**Stated goal**
Pictures stay out of the copy; set down each line of the listing below exactly.

**Provided records**
-- Start --

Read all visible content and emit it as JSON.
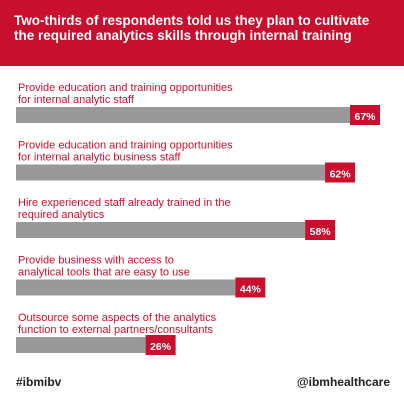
{
  "header": {
    "title": "Two-thirds of respondents told us they plan to cultivate the required analytics skills through internal training"
  },
  "chart_data": {
    "type": "bar",
    "orientation": "horizontal",
    "categories": [
      [
        "Provide education and training opportunities",
        "for internal analytic staff"
      ],
      [
        "Provide education and training opportunities",
        "for internal analytic business staff"
      ],
      [
        "Hire experienced staff already trained in the",
        "required analytics"
      ],
      [
        "Provide business with access to",
        "analytical tools that are easy to use"
      ],
      [
        "Outsource some aspects of the analytics",
        "function to external partners/consultants"
      ]
    ],
    "values": [
      67,
      62,
      58,
      44,
      26
    ],
    "value_labels": [
      "67%",
      "62%",
      "58%",
      "44%",
      "26%"
    ],
    "xlim": [
      0,
      100
    ],
    "colors": {
      "bar": "#999999",
      "label": "#c8102e",
      "badge": "#c8102e"
    }
  },
  "footer": {
    "hashtag": "#ibmibv",
    "handle": "@ibmhealthcare"
  }
}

-- End --

**Reply**
Read all visible content and emit it as JSON.
{
  "header": {
    "title": "Two-thirds of respondents told us they plan to cultivate the required analytics skills through internal training"
  },
  "chart_data": {
    "type": "bar",
    "orientation": "horizontal",
    "categories": [
      [
        "Provide education and training opportunities",
        "for internal analytic staff"
      ],
      [
        "Provide education and training opportunities",
        "for internal analytic business staff"
      ],
      [
        "Hire experienced staff already trained in the",
        "required analytics"
      ],
      [
        "Provide business with access to",
        "analytical tools that are easy to use"
      ],
      [
        "Outsource some aspects of the analytics",
        "function to external partners/consultants"
      ]
    ],
    "values": [
      67,
      62,
      58,
      44,
      26
    ],
    "value_labels": [
      "67%",
      "62%",
      "58%",
      "44%",
      "26%"
    ],
    "xlim": [
      0,
      100
    ],
    "colors": {
      "bar": "#999999",
      "label": "#c8102e",
      "badge": "#c8102e"
    }
  },
  "footer": {
    "hashtag": "#ibmibv",
    "handle": "@ibmhealthcare"
  }
}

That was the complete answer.